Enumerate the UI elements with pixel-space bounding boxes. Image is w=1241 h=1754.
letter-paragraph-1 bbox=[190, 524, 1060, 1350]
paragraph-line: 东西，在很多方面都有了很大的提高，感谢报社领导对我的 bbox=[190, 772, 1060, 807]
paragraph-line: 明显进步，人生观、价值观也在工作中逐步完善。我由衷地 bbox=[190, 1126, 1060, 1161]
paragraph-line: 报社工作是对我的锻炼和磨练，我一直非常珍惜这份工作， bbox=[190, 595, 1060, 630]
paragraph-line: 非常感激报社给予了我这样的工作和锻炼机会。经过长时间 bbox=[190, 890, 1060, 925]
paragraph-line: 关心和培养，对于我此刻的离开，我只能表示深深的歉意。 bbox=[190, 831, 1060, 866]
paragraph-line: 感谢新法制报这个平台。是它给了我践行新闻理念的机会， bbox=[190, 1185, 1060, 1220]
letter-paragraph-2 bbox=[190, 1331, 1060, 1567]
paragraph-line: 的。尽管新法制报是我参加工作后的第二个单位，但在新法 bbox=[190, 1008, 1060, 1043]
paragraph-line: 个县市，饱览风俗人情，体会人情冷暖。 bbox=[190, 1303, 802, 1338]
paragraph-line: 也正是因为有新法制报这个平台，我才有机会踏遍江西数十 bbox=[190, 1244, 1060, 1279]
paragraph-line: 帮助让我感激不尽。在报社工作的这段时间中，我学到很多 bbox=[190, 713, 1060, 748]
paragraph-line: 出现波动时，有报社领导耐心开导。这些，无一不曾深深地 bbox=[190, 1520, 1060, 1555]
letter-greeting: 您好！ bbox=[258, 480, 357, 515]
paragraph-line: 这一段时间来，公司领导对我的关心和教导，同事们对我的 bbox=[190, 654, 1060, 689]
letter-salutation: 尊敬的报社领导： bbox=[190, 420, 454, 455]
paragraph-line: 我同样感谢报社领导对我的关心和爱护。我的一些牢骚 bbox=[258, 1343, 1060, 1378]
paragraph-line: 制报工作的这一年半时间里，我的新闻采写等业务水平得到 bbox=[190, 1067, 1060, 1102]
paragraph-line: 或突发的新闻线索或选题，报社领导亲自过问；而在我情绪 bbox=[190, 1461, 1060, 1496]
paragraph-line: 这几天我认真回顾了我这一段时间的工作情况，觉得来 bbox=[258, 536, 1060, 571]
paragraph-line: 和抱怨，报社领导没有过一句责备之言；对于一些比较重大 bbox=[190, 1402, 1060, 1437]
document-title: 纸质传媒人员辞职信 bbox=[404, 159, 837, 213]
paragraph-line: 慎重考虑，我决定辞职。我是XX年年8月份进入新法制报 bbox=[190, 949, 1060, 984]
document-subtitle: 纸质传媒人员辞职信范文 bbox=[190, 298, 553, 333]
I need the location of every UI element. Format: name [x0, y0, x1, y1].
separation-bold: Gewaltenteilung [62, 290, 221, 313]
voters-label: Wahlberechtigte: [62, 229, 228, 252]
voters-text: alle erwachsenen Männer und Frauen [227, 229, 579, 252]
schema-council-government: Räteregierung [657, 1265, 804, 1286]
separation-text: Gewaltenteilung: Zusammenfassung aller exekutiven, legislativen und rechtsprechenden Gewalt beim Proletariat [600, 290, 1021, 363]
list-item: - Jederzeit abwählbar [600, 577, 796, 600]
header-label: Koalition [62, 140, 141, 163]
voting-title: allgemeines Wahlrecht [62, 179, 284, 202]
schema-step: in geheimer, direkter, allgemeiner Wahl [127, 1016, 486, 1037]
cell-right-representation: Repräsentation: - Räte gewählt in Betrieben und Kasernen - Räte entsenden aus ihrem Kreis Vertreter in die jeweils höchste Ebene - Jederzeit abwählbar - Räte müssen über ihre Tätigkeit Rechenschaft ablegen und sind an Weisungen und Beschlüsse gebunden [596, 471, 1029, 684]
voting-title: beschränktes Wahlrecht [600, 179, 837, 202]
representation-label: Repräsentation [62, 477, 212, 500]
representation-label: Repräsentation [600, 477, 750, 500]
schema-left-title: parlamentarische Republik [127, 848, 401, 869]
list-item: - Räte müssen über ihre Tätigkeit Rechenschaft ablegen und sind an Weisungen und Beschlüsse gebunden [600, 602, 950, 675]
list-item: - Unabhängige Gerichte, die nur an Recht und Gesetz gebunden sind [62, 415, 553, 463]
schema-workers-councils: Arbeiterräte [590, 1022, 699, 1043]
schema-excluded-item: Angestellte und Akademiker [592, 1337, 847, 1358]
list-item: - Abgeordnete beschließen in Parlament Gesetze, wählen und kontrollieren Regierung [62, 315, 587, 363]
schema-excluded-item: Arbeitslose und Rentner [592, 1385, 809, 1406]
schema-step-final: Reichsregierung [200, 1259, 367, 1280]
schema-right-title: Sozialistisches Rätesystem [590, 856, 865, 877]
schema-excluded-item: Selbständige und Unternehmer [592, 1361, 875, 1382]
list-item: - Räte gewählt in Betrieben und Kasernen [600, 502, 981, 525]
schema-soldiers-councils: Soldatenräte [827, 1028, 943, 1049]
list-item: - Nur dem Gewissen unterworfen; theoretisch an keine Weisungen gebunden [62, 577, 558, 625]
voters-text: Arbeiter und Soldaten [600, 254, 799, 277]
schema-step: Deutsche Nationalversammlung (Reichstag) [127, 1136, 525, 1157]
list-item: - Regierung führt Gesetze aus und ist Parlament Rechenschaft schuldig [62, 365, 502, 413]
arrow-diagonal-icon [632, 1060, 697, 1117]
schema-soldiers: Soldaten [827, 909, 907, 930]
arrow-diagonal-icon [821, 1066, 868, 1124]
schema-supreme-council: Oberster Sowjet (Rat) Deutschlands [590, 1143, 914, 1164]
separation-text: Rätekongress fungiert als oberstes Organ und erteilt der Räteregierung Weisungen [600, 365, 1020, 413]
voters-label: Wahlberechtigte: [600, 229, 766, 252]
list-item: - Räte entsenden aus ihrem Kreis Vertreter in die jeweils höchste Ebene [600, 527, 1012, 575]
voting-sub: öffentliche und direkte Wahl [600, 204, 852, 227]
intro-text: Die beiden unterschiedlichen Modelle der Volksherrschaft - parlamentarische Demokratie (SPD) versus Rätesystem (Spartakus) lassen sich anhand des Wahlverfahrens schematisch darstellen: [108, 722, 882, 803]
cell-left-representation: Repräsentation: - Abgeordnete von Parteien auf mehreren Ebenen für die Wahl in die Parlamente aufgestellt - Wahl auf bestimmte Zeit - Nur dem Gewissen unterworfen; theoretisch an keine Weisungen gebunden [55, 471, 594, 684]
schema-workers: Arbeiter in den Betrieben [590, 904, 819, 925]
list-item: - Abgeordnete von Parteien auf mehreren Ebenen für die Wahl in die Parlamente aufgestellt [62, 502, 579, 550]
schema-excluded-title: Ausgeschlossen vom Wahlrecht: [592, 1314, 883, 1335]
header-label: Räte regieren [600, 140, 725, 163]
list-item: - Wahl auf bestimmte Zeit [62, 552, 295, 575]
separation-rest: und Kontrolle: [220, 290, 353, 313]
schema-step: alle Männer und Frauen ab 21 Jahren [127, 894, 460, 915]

_ _ _ _ _

### Task brief
Update the rows above by replacing "paragraph-line" with "body-line" wherever it occurs, and leave everything else unchanged.

### Reply
Enumerate the UI elements with pixel-space bounding boxes. Image is w=1241 h=1754.
letter-paragraph-1 bbox=[190, 524, 1060, 1350]
body-line: 东西，在很多方面都有了很大的提高，感谢报社领导对我的 bbox=[190, 772, 1060, 807]
body-line: 明显进步，人生观、价值观也在工作中逐步完善。我由衷地 bbox=[190, 1126, 1060, 1161]
body-line: 报社工作是对我的锻炼和磨练，我一直非常珍惜这份工作， bbox=[190, 595, 1060, 630]
body-line: 非常感激报社给予了我这样的工作和锻炼机会。经过长时间 bbox=[190, 890, 1060, 925]
body-line: 关心和培养，对于我此刻的离开，我只能表示深深的歉意。 bbox=[190, 831, 1060, 866]
body-line: 感谢新法制报这个平台。是它给了我践行新闻理念的机会， bbox=[190, 1185, 1060, 1220]
letter-paragraph-2 bbox=[190, 1331, 1060, 1567]
body-line: 的。尽管新法制报是我参加工作后的第二个单位，但在新法 bbox=[190, 1008, 1060, 1043]
body-line: 个县市，饱览风俗人情，体会人情冷暖。 bbox=[190, 1303, 802, 1338]
body-line: 也正是因为有新法制报这个平台，我才有机会踏遍江西数十 bbox=[190, 1244, 1060, 1279]
body-line: 帮助让我感激不尽。在报社工作的这段时间中，我学到很多 bbox=[190, 713, 1060, 748]
body-line: 出现波动时，有报社领导耐心开导。这些，无一不曾深深地 bbox=[190, 1520, 1060, 1555]
letter-greeting: 您好！ bbox=[258, 480, 357, 515]
body-line: 这一段时间来，公司领导对我的关心和教导，同事们对我的 bbox=[190, 654, 1060, 689]
letter-salutation: 尊敬的报社领导： bbox=[190, 420, 454, 455]
body-line: 我同样感谢报社领导对我的关心和爱护。我的一些牢骚 bbox=[258, 1343, 1060, 1378]
body-line: 制报工作的这一年半时间里，我的新闻采写等业务水平得到 bbox=[190, 1067, 1060, 1102]
body-line: 或突发的新闻线索或选题，报社领导亲自过问；而在我情绪 bbox=[190, 1461, 1060, 1496]
body-line: 这几天我认真回顾了我这一段时间的工作情况，觉得来 bbox=[258, 536, 1060, 571]
body-line: 和抱怨，报社领导没有过一句责备之言；对于一些比较重大 bbox=[190, 1402, 1060, 1437]
document-title: 纸质传媒人员辞职信 bbox=[404, 159, 837, 213]
body-line: 慎重考虑，我决定辞职。我是XX年年8月份进入新法制报 bbox=[190, 949, 1060, 984]
document-subtitle: 纸质传媒人员辞职信范文 bbox=[190, 298, 553, 333]
I need the location of every UI element. Format: name [x0, y0, x1, y1].
separation-bold: Gewaltenteilung [62, 290, 221, 313]
voters-label: Wahlberechtigte: [62, 229, 228, 252]
voters-text: alle erwachsenen Männer und Frauen [227, 229, 579, 252]
schema-council-government: Räteregierung [657, 1265, 804, 1286]
separation-text: Gewaltenteilung: Zusammenfassung aller exekutiven, legislativen und rechtsprechenden Gewalt beim Proletariat [600, 290, 1021, 363]
list-item: - Jederzeit abwählbar [600, 577, 796, 600]
header-label: Koalition [62, 140, 141, 163]
voting-title: allgemeines Wahlrecht [62, 179, 284, 202]
schema-step: in geheimer, direkter, allgemeiner Wahl [127, 1016, 486, 1037]
cell-right-representation: Repräsentation: - Räte gewählt in Betrieben und Kasernen - Räte entsenden aus ihrem Kreis Vertreter in die jeweils höchste Ebene - Jederzeit abwählbar - Räte müssen über ihre Tätigkeit Rechenschaft ablegen und sind an Weisungen und Beschlüsse gebunden [596, 471, 1029, 684]
voting-title: beschränktes Wahlrecht [600, 179, 837, 202]
representation-label: Repräsentation [62, 477, 212, 500]
representation-label: Repräsentation [600, 477, 750, 500]
schema-left-title: parlamentarische Republik [127, 848, 401, 869]
list-item: - Räte müssen über ihre Tätigkeit Rechenschaft ablegen und sind an Weisungen und Beschlüsse gebunden [600, 602, 950, 675]
list-item: - Unabhängige Gerichte, die nur an Recht und Gesetz gebunden sind [62, 415, 553, 463]
schema-workers-councils: Arbeiterräte [590, 1022, 699, 1043]
schema-excluded-item: Angestellte und Akademiker [592, 1337, 847, 1358]
list-item: - Abgeordnete beschließen in Parlament Gesetze, wählen und kontrollieren Regierung [62, 315, 587, 363]
schema-excluded-item: Arbeitslose und Rentner [592, 1385, 809, 1406]
schema-step-final: Reichsregierung [200, 1259, 367, 1280]
schema-right-title: Sozialistisches Rätesystem [590, 856, 865, 877]
schema-excluded-item: Selbständige und Unternehmer [592, 1361, 875, 1382]
list-item: - Räte gewählt in Betrieben und Kasernen [600, 502, 981, 525]
schema-soldiers-councils: Soldatenräte [827, 1028, 943, 1049]
list-item: - Nur dem Gewissen unterworfen; theoretisch an keine Weisungen gebunden [62, 577, 558, 625]
voters-text: Arbeiter und Soldaten [600, 254, 799, 277]
schema-step: Deutsche Nationalversammlung (Reichstag) [127, 1136, 525, 1157]
list-item: - Regierung führt Gesetze aus und ist Parlament Rechenschaft schuldig [62, 365, 502, 413]
arrow-diagonal-icon [632, 1060, 697, 1117]
schema-soldiers: Soldaten [827, 909, 907, 930]
arrow-diagonal-icon [821, 1066, 868, 1124]
schema-supreme-council: Oberster Sowjet (Rat) Deutschlands [590, 1143, 914, 1164]
separation-text: Rätekongress fungiert als oberstes Organ und erteilt der Räteregierung Weisungen [600, 365, 1020, 413]
voters-label: Wahlberechtigte: [600, 229, 766, 252]
list-item: - Räte entsenden aus ihrem Kreis Vertreter in die jeweils höchste Ebene [600, 527, 1012, 575]
voting-sub: öffentliche und direkte Wahl [600, 204, 852, 227]
intro-text: Die beiden unterschiedlichen Modelle der Volksherrschaft - parlamentarische Demokratie (SPD) versus Rätesystem (Spartakus) lassen sich anhand des Wahlverfahrens schematisch darstellen: [108, 722, 882, 803]
cell-left-representation: Repräsentation: - Abgeordnete von Parteien auf mehreren Ebenen für die Wahl in die Parlamente aufgestellt - Wahl auf bestimmte Zeit - Nur dem Gewissen unterworfen; theoretisch an keine Weisungen gebunden [55, 471, 594, 684]
schema-workers: Arbeiter in den Betrieben [590, 904, 819, 925]
list-item: - Abgeordnete von Parteien auf mehreren Ebenen für die Wahl in die Parlamente aufgestellt [62, 502, 579, 550]
schema-excluded-title: Ausgeschlossen vom Wahlrecht: [592, 1314, 883, 1335]
header-label: Räte regieren [600, 140, 725, 163]
list-item: - Wahl auf bestimmte Zeit [62, 552, 295, 575]
separation-rest: und Kontrolle: [220, 290, 353, 313]
schema-step: alle Männer und Frauen ab 21 Jahren [127, 894, 460, 915]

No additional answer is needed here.